▶ [Written task]:
Pick every line from the data that holds the word "name".

++++++++

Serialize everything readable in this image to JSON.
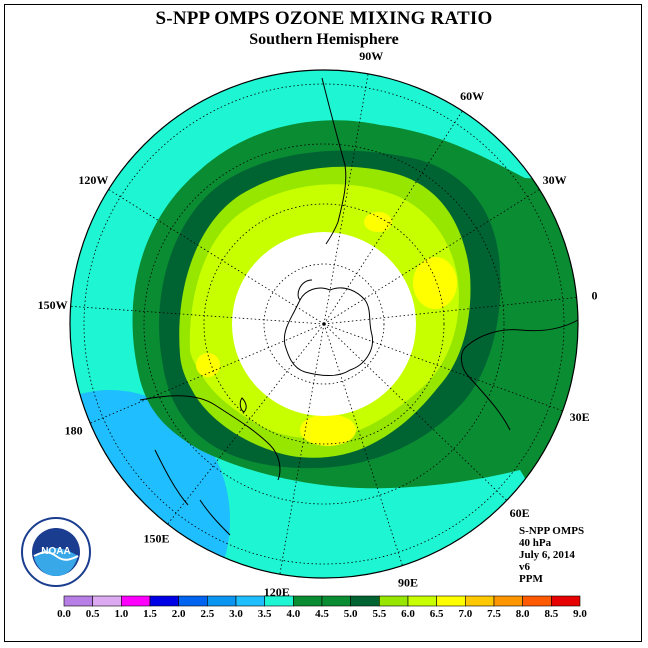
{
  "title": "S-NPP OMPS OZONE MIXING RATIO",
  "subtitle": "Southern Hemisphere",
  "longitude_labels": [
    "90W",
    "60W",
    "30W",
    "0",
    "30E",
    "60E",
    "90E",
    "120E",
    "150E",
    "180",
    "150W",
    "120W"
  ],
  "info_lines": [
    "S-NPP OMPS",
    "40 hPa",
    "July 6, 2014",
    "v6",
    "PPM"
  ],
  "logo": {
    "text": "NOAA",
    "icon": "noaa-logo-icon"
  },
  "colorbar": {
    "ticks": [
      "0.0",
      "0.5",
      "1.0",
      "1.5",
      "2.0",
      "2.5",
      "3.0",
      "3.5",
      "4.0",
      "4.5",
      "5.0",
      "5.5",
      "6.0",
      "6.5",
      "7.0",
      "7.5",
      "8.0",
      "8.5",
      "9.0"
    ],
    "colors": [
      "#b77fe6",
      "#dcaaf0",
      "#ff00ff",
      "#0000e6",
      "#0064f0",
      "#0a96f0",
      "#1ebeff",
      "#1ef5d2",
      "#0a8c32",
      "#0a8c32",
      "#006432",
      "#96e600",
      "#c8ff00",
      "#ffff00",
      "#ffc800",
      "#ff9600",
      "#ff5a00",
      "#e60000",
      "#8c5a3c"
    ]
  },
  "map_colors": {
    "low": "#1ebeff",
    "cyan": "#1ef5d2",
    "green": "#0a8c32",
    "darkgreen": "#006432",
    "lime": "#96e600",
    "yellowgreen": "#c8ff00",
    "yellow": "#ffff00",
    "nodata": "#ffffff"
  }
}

++++++++

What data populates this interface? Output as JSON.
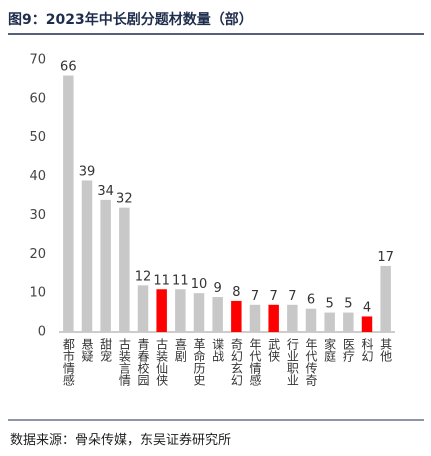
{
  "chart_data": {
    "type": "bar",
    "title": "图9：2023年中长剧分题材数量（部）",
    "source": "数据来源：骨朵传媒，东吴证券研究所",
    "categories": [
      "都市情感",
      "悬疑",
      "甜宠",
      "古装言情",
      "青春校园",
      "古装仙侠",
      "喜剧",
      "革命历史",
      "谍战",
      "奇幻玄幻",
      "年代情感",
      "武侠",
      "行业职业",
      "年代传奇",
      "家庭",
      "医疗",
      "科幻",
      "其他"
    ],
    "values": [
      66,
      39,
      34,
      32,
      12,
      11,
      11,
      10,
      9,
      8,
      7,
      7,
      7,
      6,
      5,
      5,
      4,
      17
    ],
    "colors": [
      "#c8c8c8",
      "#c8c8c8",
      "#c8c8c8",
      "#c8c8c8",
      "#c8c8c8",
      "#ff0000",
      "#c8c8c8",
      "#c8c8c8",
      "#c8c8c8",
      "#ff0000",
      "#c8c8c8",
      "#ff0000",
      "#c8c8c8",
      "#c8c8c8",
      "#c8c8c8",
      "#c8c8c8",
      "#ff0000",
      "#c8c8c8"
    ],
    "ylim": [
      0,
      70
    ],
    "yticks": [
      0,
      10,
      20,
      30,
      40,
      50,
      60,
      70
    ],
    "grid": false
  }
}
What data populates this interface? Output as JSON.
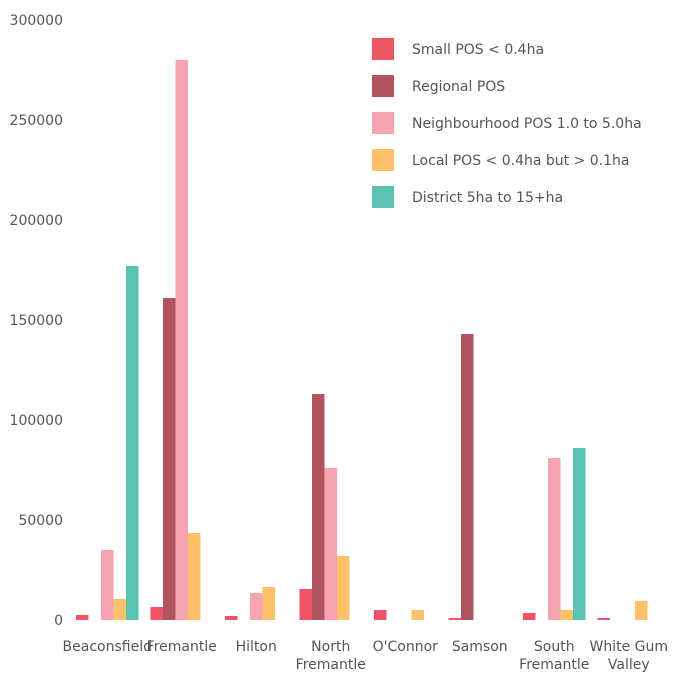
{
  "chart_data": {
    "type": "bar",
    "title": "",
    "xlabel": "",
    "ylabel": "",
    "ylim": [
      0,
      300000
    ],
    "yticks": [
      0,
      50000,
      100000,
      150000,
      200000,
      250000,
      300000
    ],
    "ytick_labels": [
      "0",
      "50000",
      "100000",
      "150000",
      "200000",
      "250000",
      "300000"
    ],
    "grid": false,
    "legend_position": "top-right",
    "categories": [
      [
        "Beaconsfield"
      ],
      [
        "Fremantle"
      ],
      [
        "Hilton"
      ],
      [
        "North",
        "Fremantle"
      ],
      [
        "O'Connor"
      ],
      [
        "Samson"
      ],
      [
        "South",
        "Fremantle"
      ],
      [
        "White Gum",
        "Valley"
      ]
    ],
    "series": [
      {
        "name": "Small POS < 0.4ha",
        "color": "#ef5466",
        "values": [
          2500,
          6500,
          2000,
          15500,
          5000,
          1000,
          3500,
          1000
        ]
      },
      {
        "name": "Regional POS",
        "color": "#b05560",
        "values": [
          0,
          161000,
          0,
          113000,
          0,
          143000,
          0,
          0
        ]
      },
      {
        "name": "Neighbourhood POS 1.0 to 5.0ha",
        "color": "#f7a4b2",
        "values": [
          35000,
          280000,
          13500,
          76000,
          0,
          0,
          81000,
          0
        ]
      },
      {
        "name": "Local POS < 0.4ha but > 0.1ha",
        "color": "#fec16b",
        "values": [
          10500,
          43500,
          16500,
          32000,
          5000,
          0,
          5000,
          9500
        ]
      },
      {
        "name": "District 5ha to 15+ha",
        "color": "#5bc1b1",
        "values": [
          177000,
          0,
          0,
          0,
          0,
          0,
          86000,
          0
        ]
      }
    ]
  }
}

++++++++

▶ [Exercise result]:
        "name": "Small POS < 0.4ha",
        "name": "Regional POS",
        "name": "Neighbourhood POS 1.0 to 5.0ha",
        "name": "Local POS < 0.4ha but > 0.1ha",
        "name": "District 5ha to 15+ha",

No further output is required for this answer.